Copy out the listing that follows, exactly, without its pictures.

▬▬▬▬▬▬▬▬▬▬

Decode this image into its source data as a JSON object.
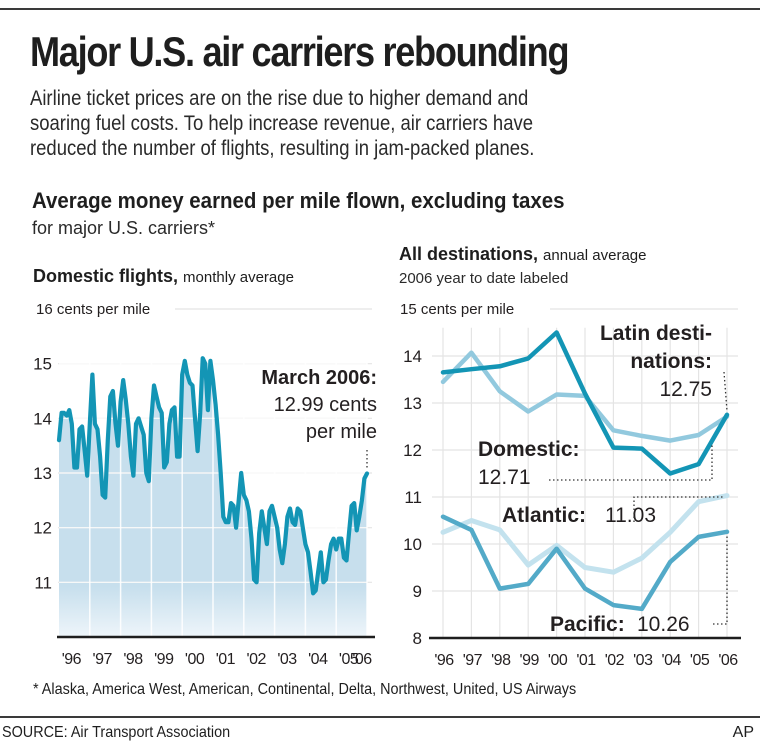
{
  "header": {
    "title": "Major U.S. air carriers rebounding",
    "intro_lines": [
      "Airline ticket prices are on the rise due to higher demand and",
      "soaring fuel costs. To help increase revenue, air carriers have",
      "reduced the number of flights, resulting in jam-packed planes."
    ],
    "subtitle": "Average money earned per mile flown, excluding taxes",
    "subnote": "for major U.S. carriers*"
  },
  "colors": {
    "domestic_monthly_line": "#1395b5",
    "domestic_monthly_fill": "#c7dfed",
    "latin": "#1395b5",
    "domestic": "#92c9de",
    "atlantic": "#c3e2ee",
    "pacific": "#53aac8",
    "grid": "#e4e4e4",
    "text": "#231f20"
  },
  "chart_data": [
    {
      "type": "area",
      "title": "Domestic flights,",
      "title_suffix": "monthly average",
      "ylabel": "cents per mile",
      "ytick_labels": [
        "16 cents per mile",
        "15",
        "14",
        "13",
        "12",
        "11",
        "10"
      ],
      "yticks": [
        16,
        15,
        14,
        13,
        12,
        11,
        10
      ],
      "ylim": [
        10,
        16
      ],
      "xtick_labels": [
        "'96",
        "'97",
        "'98",
        "'99",
        "'00",
        "'01",
        "'02",
        "'03",
        "'04",
        "'05",
        "'06"
      ],
      "x_start": "Jan 1996",
      "x_end": "Mar 2006",
      "grid": true,
      "annotation": {
        "title": "March 2006:",
        "lines": [
          "12.99 cents",
          "per mile"
        ],
        "value": 12.99
      },
      "series": [
        {
          "name": "Domestic monthly average",
          "values": [
            13.6,
            14.1,
            14.1,
            14.05,
            14.15,
            13.9,
            13.1,
            13.1,
            13.8,
            13.85,
            13.4,
            12.95,
            13.9,
            14.8,
            13.9,
            13.8,
            13.3,
            12.6,
            12.55,
            13.6,
            14.4,
            14.5,
            13.9,
            13.5,
            14.3,
            14.7,
            14.35,
            13.9,
            13.3,
            12.95,
            13.9,
            14.0,
            13.85,
            13.7,
            13.0,
            12.85,
            14.0,
            14.6,
            14.4,
            14.2,
            14.1,
            13.1,
            13.2,
            13.9,
            14.15,
            14.2,
            13.3,
            13.3,
            14.8,
            15.05,
            14.8,
            14.65,
            14.6,
            14.0,
            13.4,
            14.1,
            15.1,
            15.0,
            14.15,
            15.05,
            14.7,
            14.25,
            13.7,
            13.0,
            12.2,
            12.1,
            12.1,
            12.45,
            12.4,
            12.0,
            12.5,
            13.0,
            12.6,
            12.5,
            12.3,
            11.8,
            11.05,
            11.0,
            11.9,
            12.3,
            12.0,
            11.7,
            12.3,
            12.4,
            12.2,
            12.0,
            11.6,
            11.35,
            11.7,
            12.2,
            12.35,
            12.1,
            12.05,
            12.35,
            12.3,
            12.0,
            11.7,
            11.55,
            11.2,
            10.8,
            10.85,
            11.2,
            11.55,
            11.0,
            11.05,
            11.4,
            11.7,
            11.8,
            11.6,
            11.8,
            11.8,
            11.45,
            11.4,
            11.9,
            12.4,
            12.45,
            11.95,
            12.2,
            12.5,
            12.9,
            12.99
          ]
        }
      ]
    },
    {
      "type": "line",
      "title": "All destinations,",
      "title_suffix": "annual average",
      "subtitle": "2006 year to date labeled",
      "ylabel": "cents per mile",
      "ytick_labels": [
        "15 cents per mile",
        "14",
        "13",
        "12",
        "11",
        "10",
        "9",
        "8"
      ],
      "yticks": [
        15,
        14,
        13,
        12,
        11,
        10,
        9,
        8
      ],
      "ylim": [
        8,
        15
      ],
      "categories": [
        "'96",
        "'97",
        "'98",
        "'99",
        "'00",
        "'01",
        "'02",
        "'03",
        "'04",
        "'05",
        "'06"
      ],
      "grid": true,
      "series": [
        {
          "name": "Latin destinations",
          "label_lines": [
            "Latin desti-",
            "nations:"
          ],
          "label_value": "12.75",
          "values": [
            13.65,
            13.72,
            13.78,
            13.95,
            14.5,
            13.2,
            12.05,
            12.03,
            11.5,
            11.7,
            12.75
          ]
        },
        {
          "name": "Domestic",
          "label_lines": [
            "Domestic:"
          ],
          "label_value": "12.71",
          "values": [
            13.45,
            14.07,
            13.25,
            12.82,
            13.18,
            13.15,
            12.42,
            12.3,
            12.2,
            12.32,
            12.71
          ]
        },
        {
          "name": "Atlantic",
          "label_lines": [
            "Atlantic:"
          ],
          "label_value": "11.03",
          "values": [
            10.25,
            10.5,
            10.3,
            9.55,
            9.97,
            9.5,
            9.4,
            9.7,
            10.25,
            10.9,
            11.03
          ]
        },
        {
          "name": "Pacific",
          "label_lines": [
            "Pacific:"
          ],
          "label_value": "10.26",
          "values": [
            10.58,
            10.3,
            9.05,
            9.15,
            9.9,
            9.05,
            8.7,
            8.62,
            9.62,
            10.15,
            10.26
          ]
        }
      ]
    }
  ],
  "footer": {
    "footnote": "* Alaska, America West, American, Continental, Delta, Northwest, United, US Airways",
    "source": "SOURCE: Air Transport Association",
    "credit": "AP"
  }
}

▬▬▬▬▬▬▬▬▬▬

→ Worked solution:
Decode this image into its source data as a JSON object.
{
  "header": {
    "title": "Major U.S. air carriers rebounding",
    "intro_lines": [
      "Airline ticket prices are on the rise due to higher demand and",
      "soaring fuel costs. To help increase revenue, air carriers have",
      "reduced the number of flights, resulting in jam-packed planes."
    ],
    "subtitle": "Average money earned per mile flown, excluding taxes",
    "subnote": "for major U.S. carriers*"
  },
  "colors": {
    "domestic_monthly_line": "#1395b5",
    "domestic_monthly_fill": "#c7dfed",
    "latin": "#1395b5",
    "domestic": "#92c9de",
    "atlantic": "#c3e2ee",
    "pacific": "#53aac8",
    "grid": "#e4e4e4",
    "text": "#231f20"
  },
  "chart_data": [
    {
      "type": "area",
      "title": "Domestic flights,",
      "title_suffix": "monthly average",
      "ylabel": "cents per mile",
      "ytick_labels": [
        "16 cents per mile",
        "15",
        "14",
        "13",
        "12",
        "11",
        "10"
      ],
      "yticks": [
        16,
        15,
        14,
        13,
        12,
        11,
        10
      ],
      "ylim": [
        10,
        16
      ],
      "xtick_labels": [
        "'96",
        "'97",
        "'98",
        "'99",
        "'00",
        "'01",
        "'02",
        "'03",
        "'04",
        "'05",
        "'06"
      ],
      "x_start": "Jan 1996",
      "x_end": "Mar 2006",
      "grid": true,
      "annotation": {
        "title": "March 2006:",
        "lines": [
          "12.99 cents",
          "per mile"
        ],
        "value": 12.99
      },
      "series": [
        {
          "name": "Domestic monthly average",
          "values": [
            13.6,
            14.1,
            14.1,
            14.05,
            14.15,
            13.9,
            13.1,
            13.1,
            13.8,
            13.85,
            13.4,
            12.95,
            13.9,
            14.8,
            13.9,
            13.8,
            13.3,
            12.6,
            12.55,
            13.6,
            14.4,
            14.5,
            13.9,
            13.5,
            14.3,
            14.7,
            14.35,
            13.9,
            13.3,
            12.95,
            13.9,
            14.0,
            13.85,
            13.7,
            13.0,
            12.85,
            14.0,
            14.6,
            14.4,
            14.2,
            14.1,
            13.1,
            13.2,
            13.9,
            14.15,
            14.2,
            13.3,
            13.3,
            14.8,
            15.05,
            14.8,
            14.65,
            14.6,
            14.0,
            13.4,
            14.1,
            15.1,
            15.0,
            14.15,
            15.05,
            14.7,
            14.25,
            13.7,
            13.0,
            12.2,
            12.1,
            12.1,
            12.45,
            12.4,
            12.0,
            12.5,
            13.0,
            12.6,
            12.5,
            12.3,
            11.8,
            11.05,
            11.0,
            11.9,
            12.3,
            12.0,
            11.7,
            12.3,
            12.4,
            12.2,
            12.0,
            11.6,
            11.35,
            11.7,
            12.2,
            12.35,
            12.1,
            12.05,
            12.35,
            12.3,
            12.0,
            11.7,
            11.55,
            11.2,
            10.8,
            10.85,
            11.2,
            11.55,
            11.0,
            11.05,
            11.4,
            11.7,
            11.8,
            11.6,
            11.8,
            11.8,
            11.45,
            11.4,
            11.9,
            12.4,
            12.45,
            11.95,
            12.2,
            12.5,
            12.9,
            12.99
          ]
        }
      ]
    },
    {
      "type": "line",
      "title": "All destinations,",
      "title_suffix": "annual average",
      "subtitle": "2006 year to date labeled",
      "ylabel": "cents per mile",
      "ytick_labels": [
        "15 cents per mile",
        "14",
        "13",
        "12",
        "11",
        "10",
        "9",
        "8"
      ],
      "yticks": [
        15,
        14,
        13,
        12,
        11,
        10,
        9,
        8
      ],
      "ylim": [
        8,
        15
      ],
      "categories": [
        "'96",
        "'97",
        "'98",
        "'99",
        "'00",
        "'01",
        "'02",
        "'03",
        "'04",
        "'05",
        "'06"
      ],
      "grid": true,
      "series": [
        {
          "name": "Latin destinations",
          "label_lines": [
            "Latin desti-",
            "nations:"
          ],
          "label_value": "12.75",
          "values": [
            13.65,
            13.72,
            13.78,
            13.95,
            14.5,
            13.2,
            12.05,
            12.03,
            11.5,
            11.7,
            12.75
          ]
        },
        {
          "name": "Domestic",
          "label_lines": [
            "Domestic:"
          ],
          "label_value": "12.71",
          "values": [
            13.45,
            14.07,
            13.25,
            12.82,
            13.18,
            13.15,
            12.42,
            12.3,
            12.2,
            12.32,
            12.71
          ]
        },
        {
          "name": "Atlantic",
          "label_lines": [
            "Atlantic:"
          ],
          "label_value": "11.03",
          "values": [
            10.25,
            10.5,
            10.3,
            9.55,
            9.97,
            9.5,
            9.4,
            9.7,
            10.25,
            10.9,
            11.03
          ]
        },
        {
          "name": "Pacific",
          "label_lines": [
            "Pacific:"
          ],
          "label_value": "10.26",
          "values": [
            10.58,
            10.3,
            9.05,
            9.15,
            9.9,
            9.05,
            8.7,
            8.62,
            9.62,
            10.15,
            10.26
          ]
        }
      ]
    }
  ],
  "footer": {
    "footnote": "* Alaska, America West, American, Continental, Delta, Northwest, United, US Airways",
    "source": "SOURCE: Air Transport Association",
    "credit": "AP"
  }
}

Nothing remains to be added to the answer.